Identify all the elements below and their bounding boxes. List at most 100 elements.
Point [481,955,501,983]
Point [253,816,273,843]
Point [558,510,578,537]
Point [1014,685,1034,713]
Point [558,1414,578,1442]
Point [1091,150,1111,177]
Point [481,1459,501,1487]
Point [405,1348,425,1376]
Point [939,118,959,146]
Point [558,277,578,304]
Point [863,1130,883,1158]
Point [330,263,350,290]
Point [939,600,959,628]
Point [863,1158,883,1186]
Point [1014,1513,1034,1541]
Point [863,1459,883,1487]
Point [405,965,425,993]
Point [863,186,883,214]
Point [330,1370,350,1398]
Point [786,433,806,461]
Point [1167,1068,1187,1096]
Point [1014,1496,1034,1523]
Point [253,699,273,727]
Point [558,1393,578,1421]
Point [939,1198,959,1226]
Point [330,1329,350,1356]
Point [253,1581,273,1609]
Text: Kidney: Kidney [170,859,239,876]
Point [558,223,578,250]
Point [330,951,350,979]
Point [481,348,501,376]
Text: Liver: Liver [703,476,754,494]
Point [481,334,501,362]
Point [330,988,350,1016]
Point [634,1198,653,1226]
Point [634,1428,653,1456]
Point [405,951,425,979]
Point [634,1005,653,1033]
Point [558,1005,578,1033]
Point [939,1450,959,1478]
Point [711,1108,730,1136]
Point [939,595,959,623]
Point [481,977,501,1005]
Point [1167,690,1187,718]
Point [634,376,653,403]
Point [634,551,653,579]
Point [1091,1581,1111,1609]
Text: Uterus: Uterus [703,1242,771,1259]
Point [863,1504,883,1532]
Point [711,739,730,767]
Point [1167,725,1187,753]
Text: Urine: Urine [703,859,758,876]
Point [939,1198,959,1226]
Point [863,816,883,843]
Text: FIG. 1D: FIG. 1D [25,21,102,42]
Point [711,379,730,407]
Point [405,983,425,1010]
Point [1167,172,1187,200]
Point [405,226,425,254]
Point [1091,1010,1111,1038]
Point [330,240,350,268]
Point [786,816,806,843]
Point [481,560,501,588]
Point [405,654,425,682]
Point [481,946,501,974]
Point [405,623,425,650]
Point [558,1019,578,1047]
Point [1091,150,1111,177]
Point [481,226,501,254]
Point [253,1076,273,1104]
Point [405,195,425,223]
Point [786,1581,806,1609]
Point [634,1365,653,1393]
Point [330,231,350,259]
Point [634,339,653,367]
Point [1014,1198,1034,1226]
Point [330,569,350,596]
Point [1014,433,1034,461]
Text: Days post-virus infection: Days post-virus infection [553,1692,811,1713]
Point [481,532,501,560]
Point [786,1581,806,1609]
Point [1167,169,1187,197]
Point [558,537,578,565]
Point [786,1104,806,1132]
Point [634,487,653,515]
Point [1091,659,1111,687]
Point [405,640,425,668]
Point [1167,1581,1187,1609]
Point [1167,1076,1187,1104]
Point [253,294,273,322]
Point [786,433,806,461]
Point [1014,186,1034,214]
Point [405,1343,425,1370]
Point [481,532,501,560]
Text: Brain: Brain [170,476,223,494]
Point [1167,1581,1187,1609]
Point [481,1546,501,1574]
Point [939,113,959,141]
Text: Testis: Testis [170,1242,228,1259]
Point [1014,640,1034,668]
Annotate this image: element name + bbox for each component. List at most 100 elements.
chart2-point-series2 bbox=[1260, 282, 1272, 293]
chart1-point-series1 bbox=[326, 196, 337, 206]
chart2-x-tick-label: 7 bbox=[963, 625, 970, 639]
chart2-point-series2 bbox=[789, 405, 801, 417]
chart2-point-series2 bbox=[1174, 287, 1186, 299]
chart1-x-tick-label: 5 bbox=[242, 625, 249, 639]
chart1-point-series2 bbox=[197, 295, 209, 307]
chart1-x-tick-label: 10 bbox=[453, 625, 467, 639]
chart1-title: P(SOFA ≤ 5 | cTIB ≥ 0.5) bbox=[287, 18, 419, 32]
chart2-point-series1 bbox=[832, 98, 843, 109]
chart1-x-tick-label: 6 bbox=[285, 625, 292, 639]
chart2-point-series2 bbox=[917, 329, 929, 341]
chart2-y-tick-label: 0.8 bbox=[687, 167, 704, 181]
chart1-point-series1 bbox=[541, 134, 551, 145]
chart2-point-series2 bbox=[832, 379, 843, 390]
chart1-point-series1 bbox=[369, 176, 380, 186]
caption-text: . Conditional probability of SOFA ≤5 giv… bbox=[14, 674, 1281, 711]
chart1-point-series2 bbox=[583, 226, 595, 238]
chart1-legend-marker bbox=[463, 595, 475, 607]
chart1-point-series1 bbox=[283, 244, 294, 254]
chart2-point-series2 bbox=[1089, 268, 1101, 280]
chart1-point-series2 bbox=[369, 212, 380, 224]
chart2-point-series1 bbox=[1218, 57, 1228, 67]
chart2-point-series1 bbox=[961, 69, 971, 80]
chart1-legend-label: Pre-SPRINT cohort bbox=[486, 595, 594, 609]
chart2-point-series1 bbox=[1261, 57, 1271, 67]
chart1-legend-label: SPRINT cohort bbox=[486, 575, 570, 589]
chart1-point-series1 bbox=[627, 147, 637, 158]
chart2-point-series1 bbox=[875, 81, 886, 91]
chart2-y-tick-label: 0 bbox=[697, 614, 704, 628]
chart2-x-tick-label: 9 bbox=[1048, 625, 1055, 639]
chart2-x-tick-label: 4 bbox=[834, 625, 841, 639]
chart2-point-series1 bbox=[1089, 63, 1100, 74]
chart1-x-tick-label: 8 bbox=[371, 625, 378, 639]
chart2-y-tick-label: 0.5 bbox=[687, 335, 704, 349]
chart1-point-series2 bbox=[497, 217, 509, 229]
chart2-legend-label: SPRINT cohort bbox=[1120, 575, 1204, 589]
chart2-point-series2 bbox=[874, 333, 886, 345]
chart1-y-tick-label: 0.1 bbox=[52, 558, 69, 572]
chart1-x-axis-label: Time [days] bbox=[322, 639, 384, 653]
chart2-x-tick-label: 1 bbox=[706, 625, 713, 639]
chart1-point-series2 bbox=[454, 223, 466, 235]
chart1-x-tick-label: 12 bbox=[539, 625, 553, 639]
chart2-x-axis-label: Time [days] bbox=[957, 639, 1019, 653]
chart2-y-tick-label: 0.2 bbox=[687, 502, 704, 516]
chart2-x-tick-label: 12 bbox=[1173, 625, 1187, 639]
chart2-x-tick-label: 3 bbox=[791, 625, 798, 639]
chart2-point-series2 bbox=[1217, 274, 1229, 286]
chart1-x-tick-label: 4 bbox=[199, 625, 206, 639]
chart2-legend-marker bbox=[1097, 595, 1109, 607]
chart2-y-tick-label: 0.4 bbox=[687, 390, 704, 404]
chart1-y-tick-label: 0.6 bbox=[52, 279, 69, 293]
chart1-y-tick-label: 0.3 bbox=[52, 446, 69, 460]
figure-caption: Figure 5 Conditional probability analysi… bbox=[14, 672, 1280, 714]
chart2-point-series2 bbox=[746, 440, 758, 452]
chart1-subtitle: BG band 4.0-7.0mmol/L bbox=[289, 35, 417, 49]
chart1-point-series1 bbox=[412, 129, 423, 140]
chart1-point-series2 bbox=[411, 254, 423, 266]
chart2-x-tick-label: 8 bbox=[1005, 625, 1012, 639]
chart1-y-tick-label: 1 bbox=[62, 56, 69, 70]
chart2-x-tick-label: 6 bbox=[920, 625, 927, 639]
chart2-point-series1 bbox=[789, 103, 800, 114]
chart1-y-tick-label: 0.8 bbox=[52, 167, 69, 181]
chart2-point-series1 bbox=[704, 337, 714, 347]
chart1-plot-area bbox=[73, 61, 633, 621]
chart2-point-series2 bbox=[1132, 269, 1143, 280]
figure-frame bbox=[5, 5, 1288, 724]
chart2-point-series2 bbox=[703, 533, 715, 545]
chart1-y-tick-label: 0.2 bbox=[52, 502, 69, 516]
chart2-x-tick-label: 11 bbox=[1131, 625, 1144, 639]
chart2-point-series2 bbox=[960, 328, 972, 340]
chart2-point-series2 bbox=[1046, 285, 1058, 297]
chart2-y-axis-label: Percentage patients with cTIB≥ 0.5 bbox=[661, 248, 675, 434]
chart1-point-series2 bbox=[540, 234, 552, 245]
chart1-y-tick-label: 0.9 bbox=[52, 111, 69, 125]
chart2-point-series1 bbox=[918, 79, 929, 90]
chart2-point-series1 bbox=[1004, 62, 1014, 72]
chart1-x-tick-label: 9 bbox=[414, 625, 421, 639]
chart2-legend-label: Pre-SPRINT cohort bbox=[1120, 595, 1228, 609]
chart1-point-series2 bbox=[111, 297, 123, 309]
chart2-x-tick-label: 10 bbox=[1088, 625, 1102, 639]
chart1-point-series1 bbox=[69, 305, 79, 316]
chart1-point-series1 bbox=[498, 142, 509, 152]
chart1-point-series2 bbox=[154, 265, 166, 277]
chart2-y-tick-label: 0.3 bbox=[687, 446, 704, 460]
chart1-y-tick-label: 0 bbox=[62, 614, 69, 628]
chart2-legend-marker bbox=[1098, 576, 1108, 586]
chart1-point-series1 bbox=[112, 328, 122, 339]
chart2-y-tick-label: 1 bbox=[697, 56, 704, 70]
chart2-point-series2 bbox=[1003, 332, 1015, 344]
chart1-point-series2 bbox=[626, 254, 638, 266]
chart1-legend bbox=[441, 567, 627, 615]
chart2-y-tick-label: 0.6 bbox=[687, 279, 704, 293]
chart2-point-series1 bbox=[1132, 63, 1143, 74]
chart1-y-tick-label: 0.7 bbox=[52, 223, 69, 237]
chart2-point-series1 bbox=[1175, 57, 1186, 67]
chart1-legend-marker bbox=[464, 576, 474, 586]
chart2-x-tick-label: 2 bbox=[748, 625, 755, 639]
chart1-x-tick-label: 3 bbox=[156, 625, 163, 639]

▶ _WORK INSTRUCTIONS_: What are the lines of the data above that include the string "elements"? Copy them.

▶ _RESULT OF THE TASK_:
Identify all the elements below and their bounding boxes. List at most 100 elements.
Annotate this image: element name + bbox for each component. List at most 100 elements.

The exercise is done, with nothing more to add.